Stored records
[Start]

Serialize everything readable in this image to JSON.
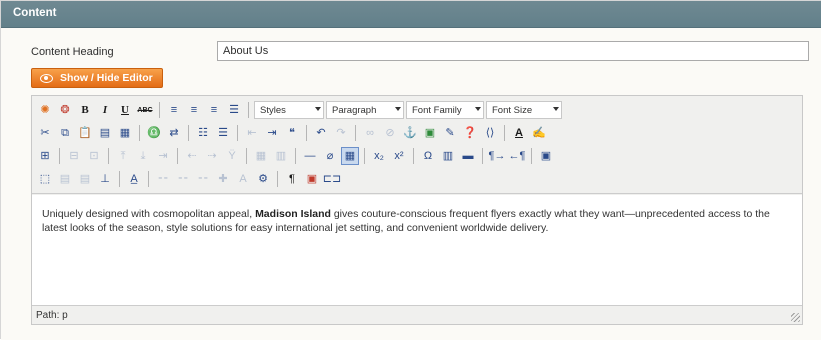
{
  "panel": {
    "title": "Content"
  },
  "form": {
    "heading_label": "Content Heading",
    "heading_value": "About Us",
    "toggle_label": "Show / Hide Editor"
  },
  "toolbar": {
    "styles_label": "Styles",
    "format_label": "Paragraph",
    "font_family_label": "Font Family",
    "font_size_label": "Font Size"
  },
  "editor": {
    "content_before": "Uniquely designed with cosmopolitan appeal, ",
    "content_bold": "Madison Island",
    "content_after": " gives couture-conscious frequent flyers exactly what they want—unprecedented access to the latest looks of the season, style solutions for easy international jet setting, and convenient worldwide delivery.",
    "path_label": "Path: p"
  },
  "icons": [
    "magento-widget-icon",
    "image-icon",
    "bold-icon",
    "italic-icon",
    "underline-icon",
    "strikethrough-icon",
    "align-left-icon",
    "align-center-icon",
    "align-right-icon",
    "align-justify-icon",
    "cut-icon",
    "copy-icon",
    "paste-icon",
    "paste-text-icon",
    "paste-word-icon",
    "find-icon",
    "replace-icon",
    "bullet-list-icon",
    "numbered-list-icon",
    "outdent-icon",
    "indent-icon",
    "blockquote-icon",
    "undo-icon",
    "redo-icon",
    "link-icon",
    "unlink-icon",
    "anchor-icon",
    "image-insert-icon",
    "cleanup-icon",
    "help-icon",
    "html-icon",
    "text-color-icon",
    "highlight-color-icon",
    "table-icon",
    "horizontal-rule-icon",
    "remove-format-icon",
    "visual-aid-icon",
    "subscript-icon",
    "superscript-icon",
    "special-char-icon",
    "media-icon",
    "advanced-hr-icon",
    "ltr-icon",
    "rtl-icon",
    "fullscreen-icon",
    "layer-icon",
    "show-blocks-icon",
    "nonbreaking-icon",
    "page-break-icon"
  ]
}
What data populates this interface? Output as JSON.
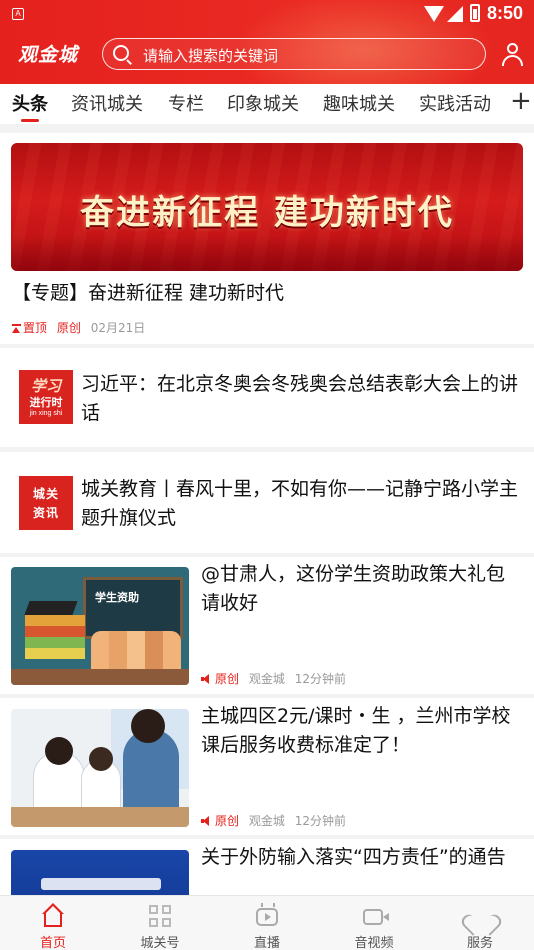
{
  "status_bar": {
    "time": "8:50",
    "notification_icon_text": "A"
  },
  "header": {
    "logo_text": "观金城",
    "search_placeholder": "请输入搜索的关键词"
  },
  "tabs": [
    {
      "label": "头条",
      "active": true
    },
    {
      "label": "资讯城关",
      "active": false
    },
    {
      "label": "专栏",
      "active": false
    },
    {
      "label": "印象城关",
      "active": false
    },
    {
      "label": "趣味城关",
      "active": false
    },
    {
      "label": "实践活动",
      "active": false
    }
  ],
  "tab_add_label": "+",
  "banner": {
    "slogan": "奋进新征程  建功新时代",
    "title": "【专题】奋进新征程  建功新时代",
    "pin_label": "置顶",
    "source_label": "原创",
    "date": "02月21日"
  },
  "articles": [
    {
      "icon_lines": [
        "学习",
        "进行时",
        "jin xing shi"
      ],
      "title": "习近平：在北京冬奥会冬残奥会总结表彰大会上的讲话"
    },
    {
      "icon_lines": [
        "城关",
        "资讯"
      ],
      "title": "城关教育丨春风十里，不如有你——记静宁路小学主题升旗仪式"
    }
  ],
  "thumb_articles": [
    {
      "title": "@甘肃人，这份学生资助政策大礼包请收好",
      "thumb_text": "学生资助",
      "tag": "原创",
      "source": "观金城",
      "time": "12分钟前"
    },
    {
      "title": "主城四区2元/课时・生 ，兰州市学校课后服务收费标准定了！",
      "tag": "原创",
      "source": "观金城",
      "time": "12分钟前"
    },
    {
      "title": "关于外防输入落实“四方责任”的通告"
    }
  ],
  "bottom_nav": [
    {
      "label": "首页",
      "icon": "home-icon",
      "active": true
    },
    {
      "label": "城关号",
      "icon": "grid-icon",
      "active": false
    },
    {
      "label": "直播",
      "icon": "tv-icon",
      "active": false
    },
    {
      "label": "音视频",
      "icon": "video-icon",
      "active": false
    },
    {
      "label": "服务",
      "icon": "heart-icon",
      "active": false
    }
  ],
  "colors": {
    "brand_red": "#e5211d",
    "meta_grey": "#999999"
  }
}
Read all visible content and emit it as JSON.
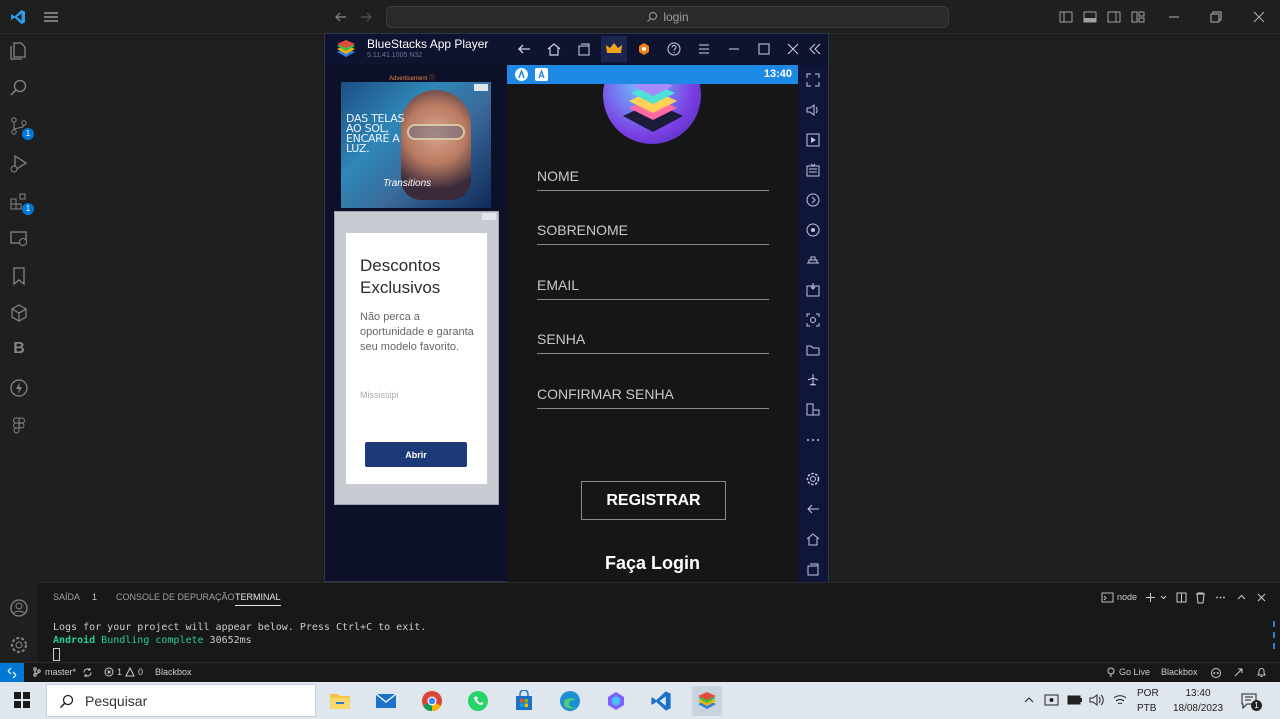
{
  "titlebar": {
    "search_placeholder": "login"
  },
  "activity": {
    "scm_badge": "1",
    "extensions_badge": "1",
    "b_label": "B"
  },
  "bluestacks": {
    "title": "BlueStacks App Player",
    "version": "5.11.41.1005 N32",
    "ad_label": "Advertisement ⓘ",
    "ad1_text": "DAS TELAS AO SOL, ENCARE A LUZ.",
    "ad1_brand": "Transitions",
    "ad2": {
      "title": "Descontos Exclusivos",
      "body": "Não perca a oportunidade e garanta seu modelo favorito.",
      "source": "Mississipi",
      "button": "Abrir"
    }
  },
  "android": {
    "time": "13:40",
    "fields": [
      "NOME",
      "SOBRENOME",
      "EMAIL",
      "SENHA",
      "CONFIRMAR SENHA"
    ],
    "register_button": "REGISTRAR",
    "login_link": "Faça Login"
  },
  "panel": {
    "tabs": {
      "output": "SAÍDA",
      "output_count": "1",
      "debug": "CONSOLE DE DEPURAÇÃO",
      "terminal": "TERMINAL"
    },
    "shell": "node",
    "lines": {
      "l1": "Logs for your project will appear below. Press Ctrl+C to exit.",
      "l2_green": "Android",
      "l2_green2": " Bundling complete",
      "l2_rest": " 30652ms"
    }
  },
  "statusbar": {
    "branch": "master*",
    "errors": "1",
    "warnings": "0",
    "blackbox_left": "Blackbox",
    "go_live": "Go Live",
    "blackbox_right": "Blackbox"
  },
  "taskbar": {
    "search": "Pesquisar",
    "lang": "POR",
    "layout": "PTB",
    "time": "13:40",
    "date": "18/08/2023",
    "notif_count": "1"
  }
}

[End]
[Start]

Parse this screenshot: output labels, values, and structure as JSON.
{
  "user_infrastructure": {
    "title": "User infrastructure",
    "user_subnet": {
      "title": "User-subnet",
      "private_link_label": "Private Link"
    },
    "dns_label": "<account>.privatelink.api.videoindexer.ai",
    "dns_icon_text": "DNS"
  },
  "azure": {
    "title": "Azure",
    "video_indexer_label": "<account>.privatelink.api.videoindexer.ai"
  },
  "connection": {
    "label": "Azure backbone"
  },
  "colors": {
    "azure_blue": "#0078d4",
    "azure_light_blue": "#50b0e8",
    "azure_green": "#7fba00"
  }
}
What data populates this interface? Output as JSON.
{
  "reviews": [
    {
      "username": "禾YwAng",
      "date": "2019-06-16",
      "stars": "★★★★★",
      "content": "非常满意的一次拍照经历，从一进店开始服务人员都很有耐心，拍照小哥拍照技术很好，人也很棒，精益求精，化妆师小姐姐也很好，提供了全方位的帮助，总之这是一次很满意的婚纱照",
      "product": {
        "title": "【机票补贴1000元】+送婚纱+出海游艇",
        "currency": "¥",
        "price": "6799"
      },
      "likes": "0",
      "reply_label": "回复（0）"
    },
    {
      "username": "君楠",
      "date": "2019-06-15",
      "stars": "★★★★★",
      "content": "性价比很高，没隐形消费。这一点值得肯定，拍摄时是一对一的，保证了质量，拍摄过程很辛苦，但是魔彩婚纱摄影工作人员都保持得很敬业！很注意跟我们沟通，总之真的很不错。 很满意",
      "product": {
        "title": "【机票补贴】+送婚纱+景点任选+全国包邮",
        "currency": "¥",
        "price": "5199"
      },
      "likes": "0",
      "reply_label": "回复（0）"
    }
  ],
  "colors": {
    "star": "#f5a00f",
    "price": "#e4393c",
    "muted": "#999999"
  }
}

[End]
[Start]

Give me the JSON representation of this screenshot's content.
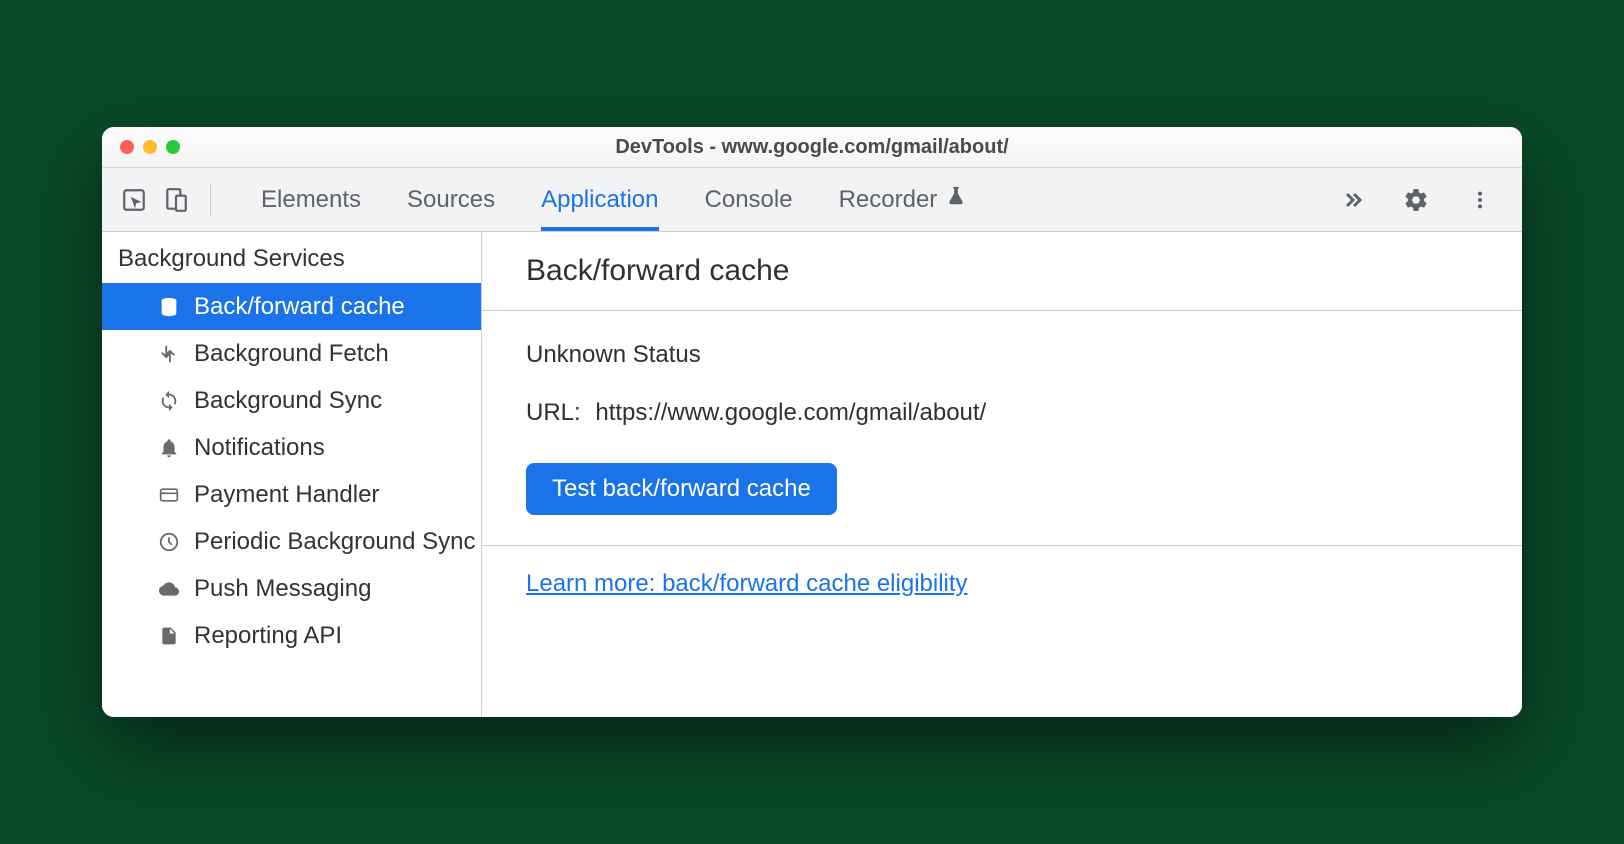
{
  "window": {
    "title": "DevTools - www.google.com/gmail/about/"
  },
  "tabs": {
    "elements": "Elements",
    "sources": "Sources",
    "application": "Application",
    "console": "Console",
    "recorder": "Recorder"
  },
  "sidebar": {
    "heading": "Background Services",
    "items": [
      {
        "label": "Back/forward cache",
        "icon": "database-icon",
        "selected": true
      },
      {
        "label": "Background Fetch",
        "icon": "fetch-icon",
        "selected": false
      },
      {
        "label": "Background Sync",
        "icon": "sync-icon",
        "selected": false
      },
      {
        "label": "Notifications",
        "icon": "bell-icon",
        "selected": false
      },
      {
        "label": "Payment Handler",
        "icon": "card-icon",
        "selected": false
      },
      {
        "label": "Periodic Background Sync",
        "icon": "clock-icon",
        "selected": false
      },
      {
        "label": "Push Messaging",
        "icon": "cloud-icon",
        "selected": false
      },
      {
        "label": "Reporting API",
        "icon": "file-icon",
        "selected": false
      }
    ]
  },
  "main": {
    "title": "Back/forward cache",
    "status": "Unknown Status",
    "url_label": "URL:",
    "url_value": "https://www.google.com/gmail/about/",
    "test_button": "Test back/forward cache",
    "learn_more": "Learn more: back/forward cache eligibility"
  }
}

[End]

__EXERCISE INSTRUCTIONS__:
Within the listing above, copy each line that has the string "Background".

__COMPLETED EXERCISE__:
    "heading": "Background Services",
        "label": "Background Fetch",
        "label": "Background Sync",
        "label": "Periodic Background Sync",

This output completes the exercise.